Gather all lines in the records below that include the word "Relative".

> _DATA_
━━━━━━━━
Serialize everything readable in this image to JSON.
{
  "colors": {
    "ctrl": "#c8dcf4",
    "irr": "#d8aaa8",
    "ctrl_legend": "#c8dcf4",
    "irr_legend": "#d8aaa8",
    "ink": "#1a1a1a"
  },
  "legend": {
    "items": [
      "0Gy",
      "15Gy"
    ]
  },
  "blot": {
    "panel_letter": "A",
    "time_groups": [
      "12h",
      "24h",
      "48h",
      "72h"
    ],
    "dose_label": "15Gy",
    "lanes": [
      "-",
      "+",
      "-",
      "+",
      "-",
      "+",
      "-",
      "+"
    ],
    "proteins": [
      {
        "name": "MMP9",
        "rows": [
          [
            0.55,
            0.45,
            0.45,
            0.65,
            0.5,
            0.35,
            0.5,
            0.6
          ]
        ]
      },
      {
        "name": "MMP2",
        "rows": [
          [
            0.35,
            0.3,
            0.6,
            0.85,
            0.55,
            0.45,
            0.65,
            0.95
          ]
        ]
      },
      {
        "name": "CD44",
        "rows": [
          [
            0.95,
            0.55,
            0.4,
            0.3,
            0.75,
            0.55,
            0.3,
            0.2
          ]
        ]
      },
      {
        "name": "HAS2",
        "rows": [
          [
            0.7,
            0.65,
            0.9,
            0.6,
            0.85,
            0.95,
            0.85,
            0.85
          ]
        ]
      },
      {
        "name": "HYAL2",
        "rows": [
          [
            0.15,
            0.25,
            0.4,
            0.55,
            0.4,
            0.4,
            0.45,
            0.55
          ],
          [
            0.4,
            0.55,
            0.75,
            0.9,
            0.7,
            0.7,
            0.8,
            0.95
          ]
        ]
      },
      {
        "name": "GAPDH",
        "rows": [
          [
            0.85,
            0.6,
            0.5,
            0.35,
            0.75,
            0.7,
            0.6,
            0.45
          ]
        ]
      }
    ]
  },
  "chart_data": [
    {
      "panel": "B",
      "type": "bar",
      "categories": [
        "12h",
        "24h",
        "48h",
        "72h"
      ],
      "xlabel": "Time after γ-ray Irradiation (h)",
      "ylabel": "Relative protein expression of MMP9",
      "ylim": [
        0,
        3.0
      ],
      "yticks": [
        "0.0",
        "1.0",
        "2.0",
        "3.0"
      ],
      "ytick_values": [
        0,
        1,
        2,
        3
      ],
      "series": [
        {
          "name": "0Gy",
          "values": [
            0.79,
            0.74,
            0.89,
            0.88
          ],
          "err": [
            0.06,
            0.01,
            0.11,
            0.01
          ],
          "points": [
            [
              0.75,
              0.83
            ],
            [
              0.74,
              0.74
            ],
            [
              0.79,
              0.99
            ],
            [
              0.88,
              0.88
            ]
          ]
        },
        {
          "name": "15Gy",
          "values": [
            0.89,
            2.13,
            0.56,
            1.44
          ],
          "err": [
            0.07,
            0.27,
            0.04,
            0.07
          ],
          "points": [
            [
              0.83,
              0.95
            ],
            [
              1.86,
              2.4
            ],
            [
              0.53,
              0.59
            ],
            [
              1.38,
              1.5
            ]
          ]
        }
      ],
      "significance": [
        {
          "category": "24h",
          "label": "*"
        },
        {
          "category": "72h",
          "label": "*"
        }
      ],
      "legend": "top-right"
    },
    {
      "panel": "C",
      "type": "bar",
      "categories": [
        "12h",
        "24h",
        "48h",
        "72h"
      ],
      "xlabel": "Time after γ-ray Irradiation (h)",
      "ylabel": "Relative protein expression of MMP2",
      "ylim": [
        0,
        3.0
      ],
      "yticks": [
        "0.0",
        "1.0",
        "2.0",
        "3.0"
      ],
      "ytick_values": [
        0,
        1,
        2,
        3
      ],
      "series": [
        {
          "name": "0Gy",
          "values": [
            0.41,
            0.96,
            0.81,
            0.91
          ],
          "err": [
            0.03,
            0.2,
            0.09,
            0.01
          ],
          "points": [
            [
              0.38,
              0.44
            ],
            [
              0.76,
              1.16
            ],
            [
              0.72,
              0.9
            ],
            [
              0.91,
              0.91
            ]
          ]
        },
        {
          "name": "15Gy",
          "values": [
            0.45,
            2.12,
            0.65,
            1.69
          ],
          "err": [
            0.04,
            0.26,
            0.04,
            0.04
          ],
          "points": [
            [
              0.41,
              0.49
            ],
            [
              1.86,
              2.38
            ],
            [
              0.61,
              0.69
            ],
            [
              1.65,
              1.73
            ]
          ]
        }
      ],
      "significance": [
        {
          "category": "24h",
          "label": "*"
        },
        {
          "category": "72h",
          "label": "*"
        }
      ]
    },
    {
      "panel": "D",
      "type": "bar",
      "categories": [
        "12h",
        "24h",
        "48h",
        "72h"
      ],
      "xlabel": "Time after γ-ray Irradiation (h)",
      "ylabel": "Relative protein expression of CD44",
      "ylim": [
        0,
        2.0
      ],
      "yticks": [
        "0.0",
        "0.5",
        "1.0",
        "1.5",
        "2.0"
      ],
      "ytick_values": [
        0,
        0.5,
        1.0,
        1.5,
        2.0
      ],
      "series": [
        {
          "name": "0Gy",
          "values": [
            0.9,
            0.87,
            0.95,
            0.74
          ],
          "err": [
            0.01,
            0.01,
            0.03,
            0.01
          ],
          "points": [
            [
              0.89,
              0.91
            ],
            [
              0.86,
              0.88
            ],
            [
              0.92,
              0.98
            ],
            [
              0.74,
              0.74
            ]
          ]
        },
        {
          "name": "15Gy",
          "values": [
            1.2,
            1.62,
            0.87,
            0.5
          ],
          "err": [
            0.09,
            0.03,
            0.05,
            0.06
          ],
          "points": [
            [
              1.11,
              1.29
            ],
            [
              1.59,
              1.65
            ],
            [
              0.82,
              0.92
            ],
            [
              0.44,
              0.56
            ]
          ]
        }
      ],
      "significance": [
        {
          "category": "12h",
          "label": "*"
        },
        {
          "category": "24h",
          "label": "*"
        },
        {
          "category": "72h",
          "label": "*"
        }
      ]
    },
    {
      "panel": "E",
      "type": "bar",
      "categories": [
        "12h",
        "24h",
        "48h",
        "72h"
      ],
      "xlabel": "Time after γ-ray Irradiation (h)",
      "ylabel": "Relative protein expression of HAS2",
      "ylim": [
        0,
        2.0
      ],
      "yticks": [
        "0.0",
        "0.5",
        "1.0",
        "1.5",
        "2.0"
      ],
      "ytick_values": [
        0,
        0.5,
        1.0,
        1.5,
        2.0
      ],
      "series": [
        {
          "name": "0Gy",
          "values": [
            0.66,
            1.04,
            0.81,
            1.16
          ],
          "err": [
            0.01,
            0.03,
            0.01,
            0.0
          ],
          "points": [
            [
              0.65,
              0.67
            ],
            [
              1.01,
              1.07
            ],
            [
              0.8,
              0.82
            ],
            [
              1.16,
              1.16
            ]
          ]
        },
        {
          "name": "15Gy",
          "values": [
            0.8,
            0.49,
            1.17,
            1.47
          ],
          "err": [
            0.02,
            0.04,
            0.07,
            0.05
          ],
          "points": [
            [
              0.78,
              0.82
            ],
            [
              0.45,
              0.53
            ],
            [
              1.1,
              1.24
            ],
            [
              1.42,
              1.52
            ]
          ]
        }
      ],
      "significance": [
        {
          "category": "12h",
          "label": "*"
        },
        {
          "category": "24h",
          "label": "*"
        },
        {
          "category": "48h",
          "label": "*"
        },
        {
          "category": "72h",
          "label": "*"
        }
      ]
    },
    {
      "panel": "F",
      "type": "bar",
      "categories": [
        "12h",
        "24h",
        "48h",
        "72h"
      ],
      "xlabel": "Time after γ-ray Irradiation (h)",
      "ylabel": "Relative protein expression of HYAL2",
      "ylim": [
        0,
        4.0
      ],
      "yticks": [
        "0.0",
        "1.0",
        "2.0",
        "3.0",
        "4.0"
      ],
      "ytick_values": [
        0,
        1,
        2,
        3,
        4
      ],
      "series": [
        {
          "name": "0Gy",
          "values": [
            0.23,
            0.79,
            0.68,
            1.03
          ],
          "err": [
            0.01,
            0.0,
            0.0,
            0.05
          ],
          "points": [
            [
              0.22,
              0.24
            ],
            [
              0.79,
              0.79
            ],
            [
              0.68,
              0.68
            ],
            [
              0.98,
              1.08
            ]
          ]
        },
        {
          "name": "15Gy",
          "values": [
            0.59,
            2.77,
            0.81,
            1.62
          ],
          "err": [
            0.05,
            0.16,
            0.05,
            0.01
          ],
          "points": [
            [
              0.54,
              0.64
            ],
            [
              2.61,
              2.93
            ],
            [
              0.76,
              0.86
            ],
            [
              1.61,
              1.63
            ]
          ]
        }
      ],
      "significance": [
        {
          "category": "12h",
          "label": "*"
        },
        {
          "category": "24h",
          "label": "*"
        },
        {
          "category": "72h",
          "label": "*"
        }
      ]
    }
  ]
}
━━━━━━━━
> _EXERCISE OUTPUT_
      "ylabel": "Relative protein expression of MMP9",
      "ylabel": "Relative protein expression of MMP2",
      "ylabel": "Relative protein expression of CD44",
      "ylabel": "Relative protein expression of HAS2",
      "ylabel": "Relative protein expression of HYAL2",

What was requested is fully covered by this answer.